*Given information:*
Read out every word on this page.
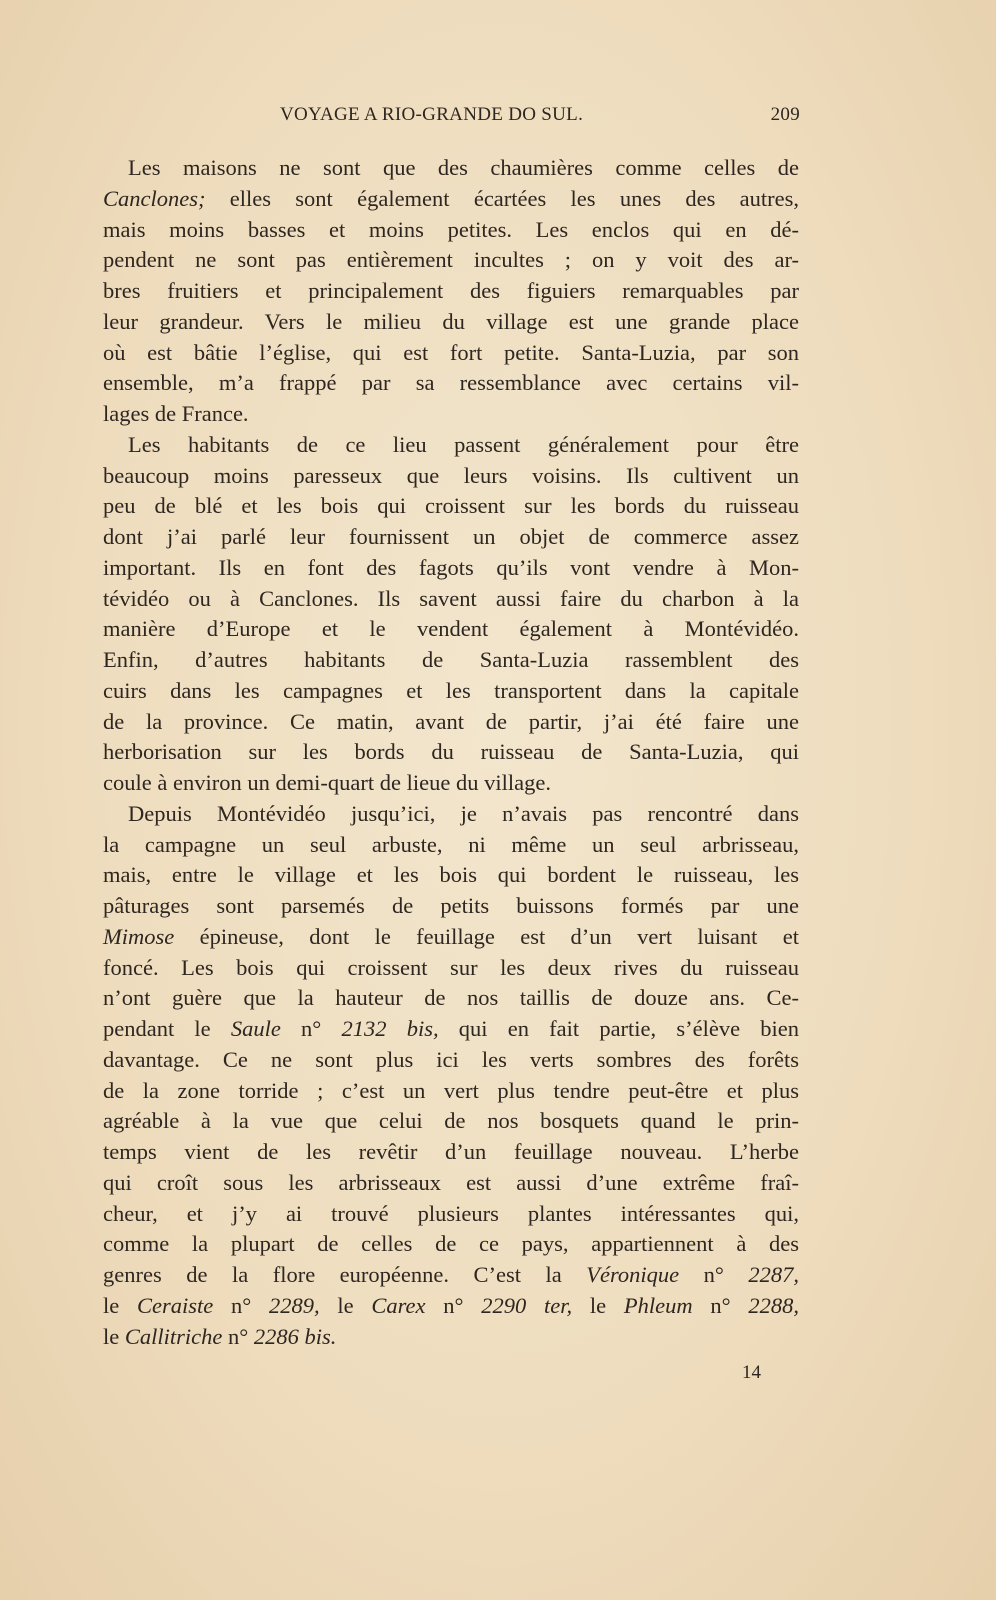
VOYAGE A RIO-GRANDE DO SUL.	209
Les maisons ne sont que des chaumières comme celles de
Canclones; elles sont également écartées les unes des autres,
mais moins basses et moins petites. Les enclos qui en dé-
pendent ne sont pas entièrement incultes ; on y voit des ar-
bres fruitiers et principalement des figuiers remarquables par
leur grandeur. Vers le milieu du village est une grande place
où est bâtie l’église, qui est fort petite. Santa-Luzia, par son
ensemble, m’a frappé par sa ressemblance avec certains vil-
lages de France.
Les habitants de ce lieu passent généralement pour être
beaucoup moins paresseux que leurs voisins. Ils cultivent un
peu de blé et les bois qui croissent sur les bords du ruisseau
dont j’ai parlé leur fournissent un objet de commerce assez
important. Ils en font des fagots qu’ils vont vendre à Mon-
tévidéo ou à Canclones. Ils savent aussi faire du charbon à la
manière d’Europe et le vendent également à Montévidéo.
Enfin, d’autres habitants de Santa-Luzia rassemblent des
cuirs dans les campagnes et les transportent dans la capitale
de la province. Ce matin, avant de partir, j’ai été faire une
herborisation sur les bords du ruisseau de Santa-Luzia, qui
coule à environ un demi-quart de lieue du village.
Depuis Montévidéo jusqu’ici, je n’avais pas rencontré dans
la campagne un seul arbuste, ni même un seul arbrisseau,
mais, entre le village et les bois qui bordent le ruisseau, les
pâturages sont parsemés de petits buissons formés par une
Mimose épineuse, dont le feuillage est d’un vert luisant et
foncé. Les bois qui croissent sur les deux rives du ruisseau
n’ont guère que la hauteur de nos taillis de douze ans. Ce-
pendant le Saule n° 2132 bis, qui en fait partie, s’élève bien
davantage. Ce ne sont plus ici les verts sombres des forêts
de la zone torride ; c’est un vert plus tendre peut-être et plus
agréable à la vue que celui de nos bosquets quand le prin-
temps vient de les revêtir d’un feuillage nouveau. L’herbe
qui croît sous les arbrisseaux est aussi d’une extrême fraî-
cheur, et j’y ai trouvé plusieurs plantes intéressantes qui,
comme la plupart de celles de ce pays, appartiennent à des
genres de la flore européenne. C’est la Véronique n° 2287,
le Ceraiste n° 2289, le Carex n° 2290 ter, le Phleum n° 2288,
le Callitriche n° 2286 bis.
14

*Short problem:* Return all the entries word for word, but omit any pictures they contain.

*Task output:*
Read out every word on this page.
VOYAGE A RIO-GRANDE DO SUL.	209
Les maisons ne sont que des chaumières comme celles de
Canclones; elles sont également écartées les unes des autres,
mais moins basses et moins petites. Les enclos qui en dé-
pendent ne sont pas entièrement incultes ; on y voit des ar-
bres fruitiers et principalement des figuiers remarquables par
leur grandeur. Vers le milieu du village est une grande place
où est bâtie l’église, qui est fort petite. Santa-Luzia, par son
ensemble, m’a frappé par sa ressemblance avec certains vil-
lages de France.
Les habitants de ce lieu passent généralement pour être
beaucoup moins paresseux que leurs voisins. Ils cultivent un
peu de blé et les bois qui croissent sur les bords du ruisseau
dont j’ai parlé leur fournissent un objet de commerce assez
important. Ils en font des fagots qu’ils vont vendre à Mon-
tévidéo ou à Canclones. Ils savent aussi faire du charbon à la
manière d’Europe et le vendent également à Montévidéo.
Enfin, d’autres habitants de Santa-Luzia rassemblent des
cuirs dans les campagnes et les transportent dans la capitale
de la province. Ce matin, avant de partir, j’ai été faire une
herborisation sur les bords du ruisseau de Santa-Luzia, qui
coule à environ un demi-quart de lieue du village.
Depuis Montévidéo jusqu’ici, je n’avais pas rencontré dans
la campagne un seul arbuste, ni même un seul arbrisseau,
mais, entre le village et les bois qui bordent le ruisseau, les
pâturages sont parsemés de petits buissons formés par une
Mimose épineuse, dont le feuillage est d’un vert luisant et
foncé. Les bois qui croissent sur les deux rives du ruisseau
n’ont guère que la hauteur de nos taillis de douze ans. Ce-
pendant le Saule n° 2132 bis, qui en fait partie, s’élève bien
davantage. Ce ne sont plus ici les verts sombres des forêts
de la zone torride ; c’est un vert plus tendre peut-être et plus
agréable à la vue que celui de nos bosquets quand le prin-
temps vient de les revêtir d’un feuillage nouveau. L’herbe
qui croît sous les arbrisseaux est aussi d’une extrême fraî-
cheur, et j’y ai trouvé plusieurs plantes intéressantes qui,
comme la plupart de celles de ce pays, appartiennent à des
genres de la flore européenne. C’est la Véronique n° 2287,
le Ceraiste n° 2289, le Carex n° 2290 ter, le Phleum n° 2288,
le Callitriche n° 2286 bis.
14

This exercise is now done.